To do - Every line holding the word "ORAL" counts once. Give the total, nothing more.

Dataset entries:
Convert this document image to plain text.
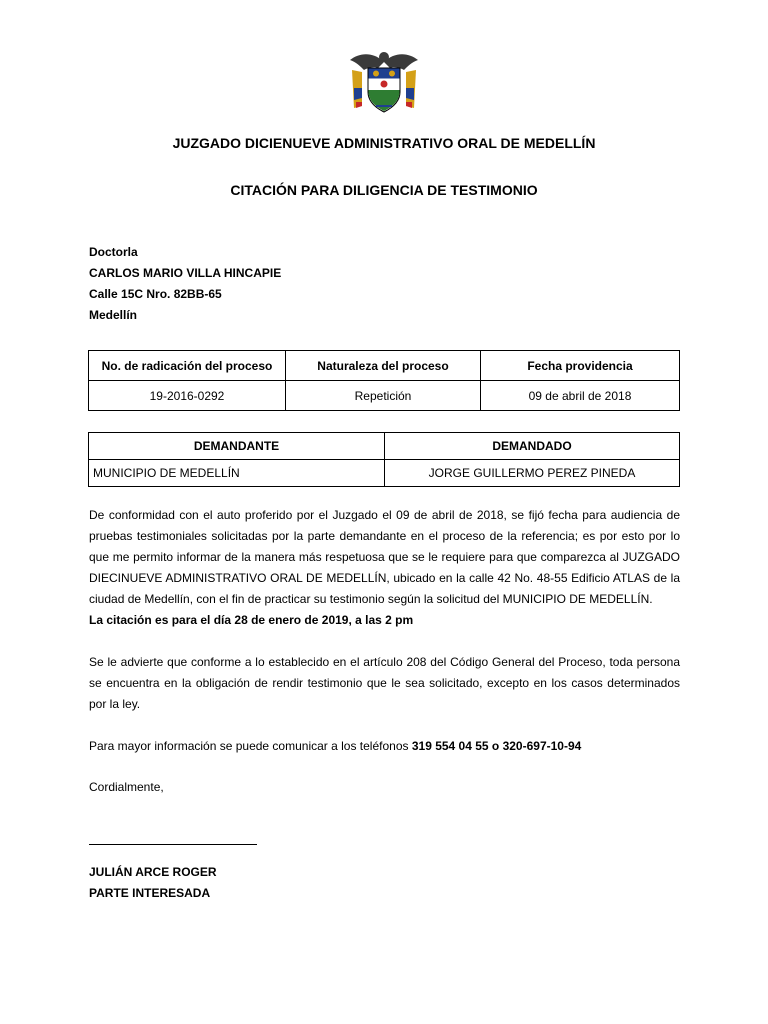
JUZGADO DICIENUEVE ADMINISTRATIVO ORAL DE MEDELLÍN
CITACIÓN PARA DILIGENCIA DE TESTIMONIO
Doctorla
CARLOS MARIO VILLA HINCAPIE
Calle 15C Nro. 82BB-65
Medellín
No. de radicación del proceso	Naturaleza del proceso	Fecha providencia
19-2016-0292	Repetición	09 de abril de 2018
DEMANDANTE	DEMANDADO
MUNICIPIO DE MEDELLÍN	JORGE GUILLERMO PEREZ PINEDA
De conformidad con el auto proferido por el Juzgado el 09 de abril de 2018, se fijó fecha para audiencia de pruebas testimoniales solicitadas por la parte demandante en el proceso de la referencia; es por esto por lo que me permito informar de la manera más respetuosa que se le requiere para que comparezca al JUZGADO DIECINUEVE ADMINISTRATIVO ORAL DE MEDELLÍN, ubicado en la calle 42 No. 48-55 Edificio ATLAS de la ciudad de Medellín, con el fin de practicar su testimonio según la solicitud del MUNICIPIO DE MEDELLÍN.
La citación es para el día 28 de enero de 2019, a las 2 pm
Se le advierte que conforme a lo establecido en el artículo 208 del Código General del Proceso, toda persona se encuentra en la obligación de rendir testimonio que le sea solicitado, excepto en los casos determinados por la ley.
Para mayor información se puede comunicar a los teléfonos 319 554 04 55 o 320-697-10-94
Cordialmente,
JULIÁN ARCE ROGER
PARTE INTERESADA
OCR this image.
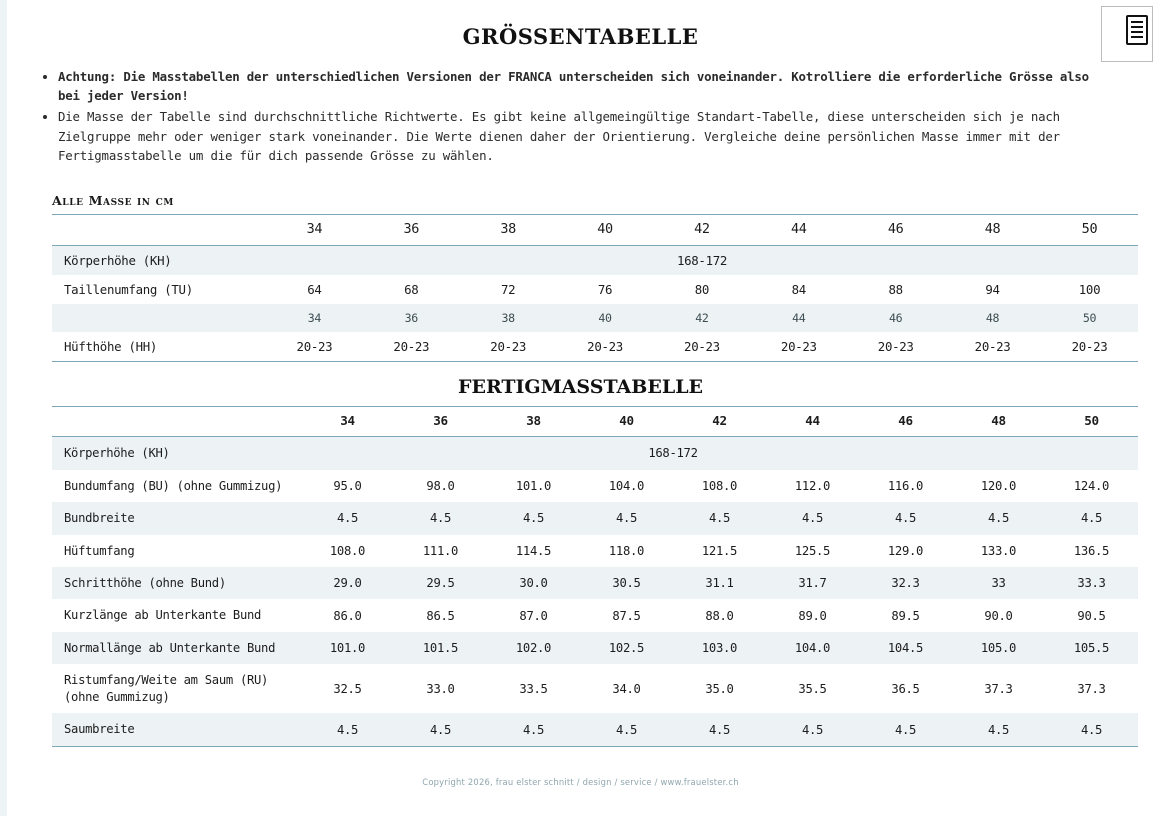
GRÖSSENTABELLE
• Achtung: Die Masstabellen der unterschiedlichen Versionen der FRANCA unterscheiden sich voneinander. Kotrolliere die erforderliche Grösse also bei jeder Version!
• Die Masse der Tabelle sind durchschnittliche Richtwerte. Es gibt keine allgemeingültige Standart-Tabelle, diese unterscheiden sich je nach Zielgruppe mehr oder weniger stark voneinander. Die Werte dienen daher der Orientierung. Vergleiche deine persönlichen Masse immer mit der Fertigmasstabelle um die für dich passende Grösse zu wählen.
Alle Masse in cm
	34	36	38	40	42	44	46	48	50
Körperhöhe (KH)	168-172								
Taillenumfang (TU)	64	68	72	76	80	84	88	94	100
	34	36	38	40	42	44	46	48	50
Hüfthöhe (HH)	20-23	20-23	20-23	20-23	20-23	20-23	20-23	20-23	20-23
FERTIGMASSTABELLE
	34	36	38	40	42	44	46	48	50
Körperhöhe (KH)	168-172								
Bundumfang (BU) (ohne Gummizug)	95.0	98.0	101.0	104.0	108.0	112.0	116.0	120.0	124.0
Bundbreite	4.5	4.5	4.5	4.5	4.5	4.5	4.5	4.5	4.5
Hüftumfang	108.0	111.0	114.5	118.0	121.5	125.5	129.0	133.0	136.5
Schritthöhe (ohne Bund)	29.0	29.5	30.0	30.5	31.1	31.7	32.3	33	33.3
Kurzlänge ab Unterkante Bund	86.0	86.5	87.0	87.5	88.0	89.0	89.5	90.0	90.5
Normallänge ab Unterkante Bund	101.0	101.5	102.0	102.5	103.0	104.0	104.5	105.0	105.5
Ristumfang/Weite am Saum (RU) (ohne Gummizug)	32.5	33.0	33.5	34.0	35.0	35.5	36.5	37.3	37.3
Saumbreite	4.5	4.5	4.5	4.5	4.5	4.5	4.5	4.5	4.5
Copyright 2026, frau elster schnitt / design / service / www.frauelster.ch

Written answer - 2